### Listed entries
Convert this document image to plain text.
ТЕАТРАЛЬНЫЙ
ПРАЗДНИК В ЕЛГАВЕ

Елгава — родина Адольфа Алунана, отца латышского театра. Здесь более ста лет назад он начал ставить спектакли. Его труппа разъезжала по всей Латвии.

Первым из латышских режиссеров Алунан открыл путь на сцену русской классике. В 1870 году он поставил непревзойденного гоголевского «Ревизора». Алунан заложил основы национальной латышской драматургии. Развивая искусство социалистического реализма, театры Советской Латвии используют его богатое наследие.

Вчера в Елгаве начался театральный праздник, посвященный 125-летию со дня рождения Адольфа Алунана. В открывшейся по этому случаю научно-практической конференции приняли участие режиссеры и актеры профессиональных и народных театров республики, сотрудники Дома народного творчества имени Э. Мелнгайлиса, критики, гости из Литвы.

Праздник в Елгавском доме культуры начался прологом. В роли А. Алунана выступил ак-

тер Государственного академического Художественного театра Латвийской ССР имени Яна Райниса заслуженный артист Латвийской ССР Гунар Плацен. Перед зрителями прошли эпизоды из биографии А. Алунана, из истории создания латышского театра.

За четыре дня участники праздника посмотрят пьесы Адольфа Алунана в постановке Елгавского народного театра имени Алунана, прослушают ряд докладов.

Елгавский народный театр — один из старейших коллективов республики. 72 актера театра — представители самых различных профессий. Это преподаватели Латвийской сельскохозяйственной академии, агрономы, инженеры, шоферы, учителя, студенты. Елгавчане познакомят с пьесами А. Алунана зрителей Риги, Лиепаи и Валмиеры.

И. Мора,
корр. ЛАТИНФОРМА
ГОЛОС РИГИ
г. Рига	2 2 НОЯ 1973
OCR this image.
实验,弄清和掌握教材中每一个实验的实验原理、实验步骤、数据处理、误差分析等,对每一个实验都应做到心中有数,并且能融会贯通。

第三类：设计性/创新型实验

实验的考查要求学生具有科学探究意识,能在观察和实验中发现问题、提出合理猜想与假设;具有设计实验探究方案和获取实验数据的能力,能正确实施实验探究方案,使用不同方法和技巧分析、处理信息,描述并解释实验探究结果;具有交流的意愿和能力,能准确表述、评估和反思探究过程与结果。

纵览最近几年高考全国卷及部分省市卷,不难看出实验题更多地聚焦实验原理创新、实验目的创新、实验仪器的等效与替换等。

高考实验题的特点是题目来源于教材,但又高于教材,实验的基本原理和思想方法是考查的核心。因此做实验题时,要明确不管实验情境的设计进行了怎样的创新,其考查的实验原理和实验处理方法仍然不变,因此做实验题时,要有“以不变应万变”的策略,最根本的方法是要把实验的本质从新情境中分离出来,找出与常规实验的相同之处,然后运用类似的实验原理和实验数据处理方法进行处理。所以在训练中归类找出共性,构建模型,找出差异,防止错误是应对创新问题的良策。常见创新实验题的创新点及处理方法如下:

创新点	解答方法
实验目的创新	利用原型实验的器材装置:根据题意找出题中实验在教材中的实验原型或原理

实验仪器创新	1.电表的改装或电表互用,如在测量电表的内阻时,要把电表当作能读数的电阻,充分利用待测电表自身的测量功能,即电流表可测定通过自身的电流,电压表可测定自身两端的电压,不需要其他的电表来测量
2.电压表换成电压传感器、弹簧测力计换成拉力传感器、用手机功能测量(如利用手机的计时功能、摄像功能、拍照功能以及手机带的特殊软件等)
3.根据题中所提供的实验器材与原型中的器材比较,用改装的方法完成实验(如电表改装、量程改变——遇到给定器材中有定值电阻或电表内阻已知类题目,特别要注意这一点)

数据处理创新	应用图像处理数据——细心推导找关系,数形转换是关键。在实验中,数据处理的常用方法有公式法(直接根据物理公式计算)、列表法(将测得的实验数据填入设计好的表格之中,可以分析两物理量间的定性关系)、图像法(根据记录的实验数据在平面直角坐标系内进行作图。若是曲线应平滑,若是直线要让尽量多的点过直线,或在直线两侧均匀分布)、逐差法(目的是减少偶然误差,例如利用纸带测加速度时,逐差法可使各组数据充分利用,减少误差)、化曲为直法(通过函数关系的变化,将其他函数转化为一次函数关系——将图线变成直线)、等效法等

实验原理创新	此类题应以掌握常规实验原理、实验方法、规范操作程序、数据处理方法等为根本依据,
######
◆ **What is expected**: Everything from the line containing "OCR this image." to the end of the data above should be quoted exactly, please, both ends included, and nothing outside that span.

◆ **Final result**:
OCR this image.
实验,弄清和掌握教材中每一个实验的实验原理、实验步骤、数据处理、误差分析等,对每一个实验都应做到心中有数,并且能融会贯通。

第三类：设计性/创新型实验

实验的考查要求学生具有科学探究意识,能在观察和实验中发现问题、提出合理猜想与假设;具有设计实验探究方案和获取实验数据的能力,能正确实施实验探究方案,使用不同方法和技巧分析、处理信息,描述并解释实验探究结果;具有交流的意愿和能力,能准确表述、评估和反思探究过程与结果。

纵览最近几年高考全国卷及部分省市卷,不难看出实验题更多地聚焦实验原理创新、实验目的创新、实验仪器的等效与替换等。

高考实验题的特点是题目来源于教材,但又高于教材,实验的基本原理和思想方法是考查的核心。因此做实验题时,要明确不管实验情境的设计进行了怎样的创新,其考查的实验原理和实验处理方法仍然不变,因此做实验题时,要有“以不变应万变”的策略,最根本的方法是要把实验的本质从新情境中分离出来,找出与常规实验的相同之处,然后运用类似的实验原理和实验数据处理方法进行处理。所以在训练中归类找出共性,构建模型,找出差异,防止错误是应对创新问题的良策。常见创新实验题的创新点及处理方法如下:

创新点	解答方法
实验目的创新	利用原型实验的器材装置:根据题意找出题中实验在教材中的实验原型或原理

实验仪器创新	1.电表的改装或电表互用,如在测量电表的内阻时,要把电表当作能读数的电阻,充分利用待测电表自身的测量功能,即电流表可测定通过自身的电流,电压表可测定自身两端的电压,不需要其他的电表来测量
2.电压表换成电压传感器、弹簧测力计换成拉力传感器、用手机功能测量(如利用手机的计时功能、摄像功能、拍照功能以及手机带的特殊软件等)
3.根据题中所提供的实验器材与原型中的器材比较,用改装的方法完成实验(如电表改装、量程改变——遇到给定器材中有定值电阻或电表内阻已知类题目,特别要注意这一点)

数据处理创新	应用图像处理数据——细心推导找关系,数形转换是关键。在实验中,数据处理的常用方法有公式法(直接根据物理公式计算)、列表法(将测得的实验数据填入设计好的表格之中,可以分析两物理量间的定性关系)、图像法(根据记录的实验数据在平面直角坐标系内进行作图。若是曲线应平滑,若是直线要让尽量多的点过直线,或在直线两侧均匀分布)、逐差法(目的是减少偶然误差,例如利用纸带测加速度时,逐差法可使各组数据充分利用,减少误差)、化曲为直法(通过函数关系的变化,将其他函数转化为一次函数关系——将图线变成直线)、等效法等

实验原理创新	此类题应以掌握常规实验原理、实验方法、规范操作程序、数据处理方法等为根本依据,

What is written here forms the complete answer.